[Collection entries]
^^^^^^^^^^^^^^^^
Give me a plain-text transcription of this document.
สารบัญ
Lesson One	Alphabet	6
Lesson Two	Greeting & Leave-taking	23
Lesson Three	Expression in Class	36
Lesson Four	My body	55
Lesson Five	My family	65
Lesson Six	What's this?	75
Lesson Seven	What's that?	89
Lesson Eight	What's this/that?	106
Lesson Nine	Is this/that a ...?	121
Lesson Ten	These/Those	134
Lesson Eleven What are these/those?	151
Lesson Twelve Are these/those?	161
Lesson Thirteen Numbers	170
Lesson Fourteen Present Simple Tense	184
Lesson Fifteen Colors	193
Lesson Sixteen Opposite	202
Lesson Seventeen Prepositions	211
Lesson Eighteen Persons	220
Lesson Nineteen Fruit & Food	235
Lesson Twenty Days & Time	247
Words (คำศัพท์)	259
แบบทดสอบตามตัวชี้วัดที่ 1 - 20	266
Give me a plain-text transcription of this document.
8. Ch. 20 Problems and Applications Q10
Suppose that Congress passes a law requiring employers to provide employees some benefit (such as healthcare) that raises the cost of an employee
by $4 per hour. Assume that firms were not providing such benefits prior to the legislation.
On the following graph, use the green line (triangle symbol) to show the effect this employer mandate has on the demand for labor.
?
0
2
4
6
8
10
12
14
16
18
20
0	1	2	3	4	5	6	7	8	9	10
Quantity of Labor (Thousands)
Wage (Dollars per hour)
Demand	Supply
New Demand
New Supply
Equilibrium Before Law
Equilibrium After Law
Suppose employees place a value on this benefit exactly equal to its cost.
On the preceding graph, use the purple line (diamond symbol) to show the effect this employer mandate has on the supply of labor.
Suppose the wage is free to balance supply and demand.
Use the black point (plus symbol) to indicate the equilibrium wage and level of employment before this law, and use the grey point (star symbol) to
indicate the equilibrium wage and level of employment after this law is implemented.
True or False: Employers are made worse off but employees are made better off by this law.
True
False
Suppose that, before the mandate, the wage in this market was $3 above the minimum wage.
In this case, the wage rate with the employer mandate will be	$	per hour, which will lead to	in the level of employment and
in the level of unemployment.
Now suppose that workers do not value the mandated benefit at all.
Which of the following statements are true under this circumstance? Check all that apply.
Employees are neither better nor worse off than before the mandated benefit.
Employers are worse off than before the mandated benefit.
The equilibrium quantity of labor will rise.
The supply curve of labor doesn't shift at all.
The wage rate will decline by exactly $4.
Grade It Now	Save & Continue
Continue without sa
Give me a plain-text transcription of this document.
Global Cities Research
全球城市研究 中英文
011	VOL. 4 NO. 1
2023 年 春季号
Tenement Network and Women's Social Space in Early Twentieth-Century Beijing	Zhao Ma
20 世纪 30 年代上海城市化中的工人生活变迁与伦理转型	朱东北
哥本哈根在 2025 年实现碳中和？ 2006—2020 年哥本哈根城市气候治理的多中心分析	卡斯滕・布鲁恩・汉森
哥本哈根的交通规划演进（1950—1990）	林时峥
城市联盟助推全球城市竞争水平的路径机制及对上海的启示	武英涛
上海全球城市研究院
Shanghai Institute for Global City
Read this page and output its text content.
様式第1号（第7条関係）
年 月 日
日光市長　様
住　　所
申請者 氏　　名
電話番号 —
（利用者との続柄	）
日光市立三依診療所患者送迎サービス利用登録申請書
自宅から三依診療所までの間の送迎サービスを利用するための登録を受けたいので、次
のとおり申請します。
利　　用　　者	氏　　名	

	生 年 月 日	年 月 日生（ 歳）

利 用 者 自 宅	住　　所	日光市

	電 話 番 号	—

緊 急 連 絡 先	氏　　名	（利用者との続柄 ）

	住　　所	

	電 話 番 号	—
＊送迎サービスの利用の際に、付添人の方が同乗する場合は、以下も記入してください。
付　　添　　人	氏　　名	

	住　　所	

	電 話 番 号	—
^^^^^^^^^^^^^^^^
Your task is to repeat every line exactly.

Give me a plain-text transcription of this document.
สารบัญ
Lesson One	Alphabet	6
Lesson Two	Greeting & Leave-taking	23
Lesson Three	Expression in Class	36
Lesson Four	My body	55
Lesson Five	My family	65
Lesson Six	What's this?	75
Lesson Seven	What's that?	89
Lesson Eight	What's this/that?	106
Lesson Nine	Is this/that a ...?	121
Lesson Ten	These/Those	134
Lesson Eleven What are these/those?	151
Lesson Twelve Are these/those?	161
Lesson Thirteen Numbers	170
Lesson Fourteen Present Simple Tense	184
Lesson Fifteen Colors	193
Lesson Sixteen Opposite	202
Lesson Seventeen Prepositions	211
Lesson Eighteen Persons	220
Lesson Nineteen Fruit & Food	235
Lesson Twenty Days & Time	247
Words (คำศัพท์)	259
แบบทดสอบตามตัวชี้วัดที่ 1 - 20	266
Give me a plain-text transcription of this document.
8. Ch. 20 Problems and Applications Q10
Suppose that Congress passes a law requiring employers to provide employees some benefit (such as healthcare) that raises the cost of an employee
by $4 per hour. Assume that firms were not providing such benefits prior to the legislation.
On the following graph, use the green line (triangle symbol) to show the effect this employer mandate has on the demand for labor.
?
0
2
4
6
8
10
12
14
16
18
20
0	1	2	3	4	5	6	7	8	9	10
Quantity of Labor (Thousands)
Wage (Dollars per hour)
Demand	Supply
New Demand
New Supply
Equilibrium Before Law
Equilibrium After Law
Suppose employees place a value on this benefit exactly equal to its cost.
On the preceding graph, use the purple line (diamond symbol) to show the effect this employer mandate has on the supply of labor.
Suppose the wage is free to balance supply and demand.
Use the black point (plus symbol) to indicate the equilibrium wage and level of employment before this law, and use the grey point (star symbol) to
indicate the equilibrium wage and level of employment after this law is implemented.
True or False: Employers are made worse off but employees are made better off by this law.
True
False
Suppose that, before the mandate, the wage in this market was $3 above the minimum wage.
In this case, the wage rate with the employer mandate will be	$	per hour, which will lead to	in the level of employment and
in the level of unemployment.
Now suppose that workers do not value the mandated benefit at all.
Which of the following statements are true under this circumstance? Check all that apply.
Employees are neither better nor worse off than before the mandated benefit.
Employers are worse off than before the mandated benefit.
The equilibrium quantity of labor will rise.
The supply curve of labor doesn't shift at all.
The wage rate will decline by exactly $4.
Grade It Now	Save & Continue
Continue without sa
Give me a plain-text transcription of this document.
Global Cities Research
全球城市研究 中英文
011	VOL. 4 NO. 1
2023 年 春季号
Tenement Network and Women's Social Space in Early Twentieth-Century Beijing	Zhao Ma
20 世纪 30 年代上海城市化中的工人生活变迁与伦理转型	朱东北
哥本哈根在 2025 年实现碳中和？ 2006—2020 年哥本哈根城市气候治理的多中心分析	卡斯滕・布鲁恩・汉森
哥本哈根的交通规划演进（1950—1990）	林时峥
城市联盟助推全球城市竞争水平的路径机制及对上海的启示	武英涛
上海全球城市研究院
Shanghai Institute for Global City
Read this page and output its text content.
様式第1号（第7条関係）
年 月 日
日光市長　様
住　　所
申請者 氏　　名
電話番号 —
（利用者との続柄	）
日光市立三依診療所患者送迎サービス利用登録申請書
自宅から三依診療所までの間の送迎サービスを利用するための登録を受けたいので、次
のとおり申請します。
利　　用　　者	氏　　名	

	生 年 月 日	年 月 日生（ 歳）

利 用 者 自 宅	住　　所	日光市

	電 話 番 号	—

緊 急 連 絡 先	氏　　名	（利用者との続柄 ）

	住　　所	

	電 話 番 号	—
＊送迎サービスの利用の際に、付添人の方が同乗する場合は、以下も記入してください。
付　　添　　人	氏　　名	

	住　　所	

	電 話 番 号	—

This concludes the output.